== Instructions to follow ==
Could you repeat the data word for word while skipping the pictures?

[Document structure recognition data]
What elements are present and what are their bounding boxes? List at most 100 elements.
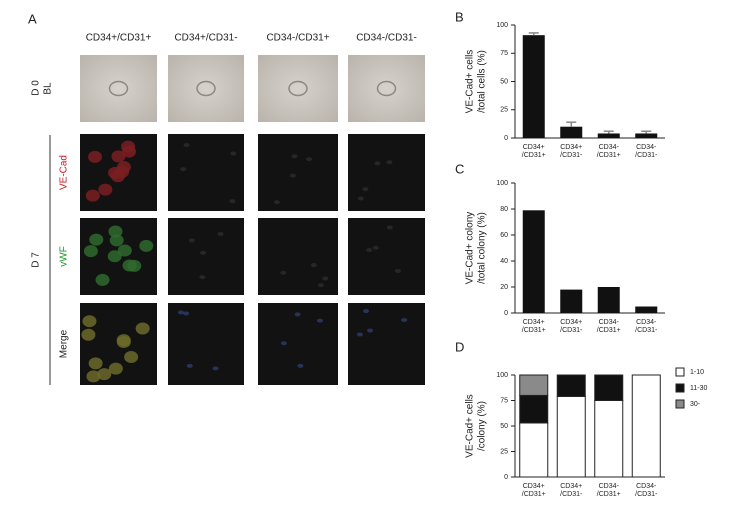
bar-segment [594, 400, 624, 478]
panel-label: B [455, 9, 464, 24]
y-tick-label: 40 [500, 258, 508, 265]
y-axis-label: /total cells (%) [477, 50, 488, 113]
cell [81, 328, 96, 341]
column-header: CD34-/CD31+ [266, 33, 329, 44]
micrograph [168, 303, 244, 385]
cell [124, 351, 139, 364]
y-axis-label: /colony (%) [477, 401, 488, 451]
legend-swatch [675, 383, 685, 393]
day-label: D 7 [31, 252, 42, 268]
cell [183, 143, 190, 148]
error-bar [566, 121, 577, 127]
row-label: VE-Cad [59, 155, 70, 190]
cell [200, 250, 207, 255]
bar-segment [519, 374, 549, 396]
cell [97, 368, 112, 381]
micrograph [348, 303, 425, 385]
cell [180, 167, 187, 172]
cell [288, 80, 308, 97]
bar [560, 289, 583, 313]
x-tick-label: /CD31- [635, 327, 658, 334]
column-header: CD34+/CD31- [174, 33, 237, 44]
cell [280, 270, 287, 275]
bar-segment [594, 374, 624, 401]
legend-swatch [675, 399, 685, 409]
y-tick-label: 0 [504, 310, 508, 317]
x-tick-label: /CD31+ [522, 327, 546, 334]
x-tick-label: CD34- [636, 483, 657, 490]
cell [217, 232, 224, 237]
legend-label: 30- [690, 401, 701, 408]
cell [310, 263, 317, 268]
cell [367, 328, 374, 333]
cell [121, 145, 136, 158]
micrograph [348, 55, 425, 122]
cell [111, 150, 126, 163]
micrograph [348, 218, 425, 295]
panel-label: C [455, 161, 464, 176]
cell [116, 335, 131, 348]
cell [199, 275, 206, 280]
micrograph [258, 134, 338, 211]
day-label: D 0 [31, 80, 42, 96]
error-bar [603, 130, 614, 134]
x-tick-label: CD34+ [560, 483, 582, 490]
y-tick-label: 50 [500, 78, 508, 85]
bar [522, 35, 545, 138]
y-axis-label: VE-Cad+ cells [465, 50, 476, 114]
cell [376, 80, 397, 97]
x-tick-label: /CD31- [560, 152, 583, 159]
x-tick-label: /CD31- [635, 491, 658, 498]
cell [230, 151, 237, 156]
y-tick-label: 100 [496, 180, 508, 187]
cell [88, 357, 103, 370]
y-axis-label: VE-Cad+ colony [465, 212, 476, 285]
cell [357, 196, 364, 201]
cell [362, 187, 369, 192]
cell [135, 322, 150, 335]
legend-label: 1-10 [690, 369, 704, 376]
cell [108, 362, 123, 375]
bar [597, 287, 620, 313]
cell [372, 245, 379, 250]
error-bar [528, 32, 539, 36]
cell [386, 160, 393, 165]
x-tick-label: CD34- [599, 144, 620, 151]
cell [316, 318, 323, 323]
cell [83, 245, 98, 258]
cell [356, 332, 363, 337]
cell [280, 341, 287, 346]
bar-segment [519, 422, 549, 478]
x-tick-label: /CD31- [560, 327, 583, 334]
cell [108, 225, 123, 238]
x-tick-label: CD34+ [523, 144, 545, 151]
cell [229, 199, 236, 204]
cell [212, 366, 219, 371]
cell [108, 80, 129, 97]
micrograph [258, 303, 338, 385]
cell [322, 276, 329, 281]
y-tick-label: 0 [504, 135, 508, 142]
y-tick-label: 75 [500, 50, 508, 57]
cell [115, 165, 130, 178]
y-tick-label: 80 [500, 206, 508, 213]
bar [635, 306, 658, 313]
cell [95, 273, 110, 286]
cell [366, 248, 373, 253]
cell [86, 370, 101, 383]
y-tick-label: 25 [500, 107, 508, 114]
cell [122, 259, 137, 272]
cell [363, 309, 370, 314]
y-tick-label: 75 [500, 397, 508, 404]
cell [394, 268, 401, 273]
y-axis-label: VE-Cad+ cells [465, 394, 476, 458]
bar-segment [519, 394, 549, 424]
x-tick-label: CD34- [636, 144, 657, 151]
y-axis-label: /total colony (%) [477, 212, 488, 284]
x-tick-label: /CD31+ [597, 152, 621, 159]
cell [98, 183, 113, 196]
micrograph [258, 218, 338, 295]
x-tick-label: /CD31+ [597, 327, 621, 334]
x-tick-label: /CD31- [635, 152, 658, 159]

== Solution below ==
What elements are present and what are their bounding boxes? List at most 100 elements.
bar-segment [594, 400, 624, 478]
panel-label: B [455, 9, 464, 24]
y-tick-label: 40 [500, 258, 508, 265]
y-axis-label: /total cells (%) [477, 50, 488, 113]
cell [81, 328, 96, 341]
column-header: CD34-/CD31+ [266, 33, 329, 44]
micrograph [168, 303, 244, 385]
cell [124, 351, 139, 364]
y-axis-label: /colony (%) [477, 401, 488, 451]
legend-swatch [675, 383, 685, 393]
day-label: D 7 [31, 252, 42, 268]
cell [183, 143, 190, 148]
error-bar [566, 121, 577, 127]
row-label: VE-Cad [59, 155, 70, 190]
cell [200, 250, 207, 255]
bar-segment [519, 374, 549, 396]
cell [97, 368, 112, 381]
micrograph [348, 303, 425, 385]
cell [180, 167, 187, 172]
cell [288, 80, 308, 97]
bar [560, 289, 583, 313]
x-tick-label: /CD31- [635, 327, 658, 334]
column-header: CD34+/CD31- [174, 33, 237, 44]
cell [280, 270, 287, 275]
bar-segment [594, 374, 624, 401]
legend-swatch [675, 399, 685, 409]
y-tick-label: 0 [504, 310, 508, 317]
x-tick-label: /CD31+ [522, 327, 546, 334]
x-tick-label: CD34- [636, 483, 657, 490]
cell [217, 232, 224, 237]
legend-label: 30- [690, 401, 701, 408]
cell [310, 263, 317, 268]
cell [367, 328, 374, 333]
cell [121, 145, 136, 158]
micrograph [348, 55, 425, 122]
cell [111, 150, 126, 163]
micrograph [348, 218, 425, 295]
panel-label: C [455, 161, 464, 176]
cell [116, 335, 131, 348]
cell [199, 275, 206, 280]
micrograph [258, 134, 338, 211]
day-label: D 0 [31, 80, 42, 96]
error-bar [603, 130, 614, 134]
x-tick-label: CD34+ [560, 483, 582, 490]
y-tick-label: 50 [500, 78, 508, 85]
bar [522, 35, 545, 138]
y-axis-label: VE-Cad+ cells [465, 50, 476, 114]
cell [376, 80, 397, 97]
x-tick-label: /CD31- [560, 152, 583, 159]
x-tick-label: /CD31- [635, 491, 658, 498]
cell [230, 151, 237, 156]
y-tick-label: 100 [496, 180, 508, 187]
cell [88, 357, 103, 370]
y-axis-label: VE-Cad+ colony [465, 212, 476, 285]
cell [357, 196, 364, 201]
cell [362, 187, 369, 192]
cell [135, 322, 150, 335]
legend-label: 1-10 [690, 369, 704, 376]
cell [108, 362, 123, 375]
bar [597, 287, 620, 313]
cell [372, 245, 379, 250]
error-bar [528, 32, 539, 36]
cell [386, 160, 393, 165]
x-tick-label: CD34- [599, 144, 620, 151]
cell [316, 318, 323, 323]
cell [83, 245, 98, 258]
cell [356, 332, 363, 337]
cell [280, 341, 287, 346]
bar-segment [519, 422, 549, 478]
x-tick-label: /CD31- [560, 327, 583, 334]
cell [108, 225, 123, 238]
x-tick-label: CD34+ [523, 144, 545, 151]
cell [229, 199, 236, 204]
cell [212, 366, 219, 371]
cell [108, 80, 129, 97]
micrograph [258, 303, 338, 385]
cell [322, 276, 329, 281]
y-tick-label: 0 [504, 135, 508, 142]
y-tick-label: 75 [500, 50, 508, 57]
cell [115, 165, 130, 178]
y-tick-label: 80 [500, 206, 508, 213]
bar [635, 306, 658, 313]
cell [95, 273, 110, 286]
cell [366, 248, 373, 253]
cell [86, 370, 101, 383]
y-tick-label: 25 [500, 107, 508, 114]
cell [122, 259, 137, 272]
cell [363, 309, 370, 314]
y-tick-label: 75 [500, 397, 508, 404]
cell [394, 268, 401, 273]
y-axis-label: VE-Cad+ cells [465, 394, 476, 458]
bar-segment [519, 394, 549, 424]
x-tick-label: CD34- [636, 144, 657, 151]
y-axis-label: /total colony (%) [477, 212, 488, 284]
x-tick-label: /CD31+ [597, 152, 621, 159]
cell [98, 183, 113, 196]
micrograph [258, 218, 338, 295]
x-tick-label: /CD31+ [597, 327, 621, 334]
x-tick-label: /CD31- [635, 152, 658, 159]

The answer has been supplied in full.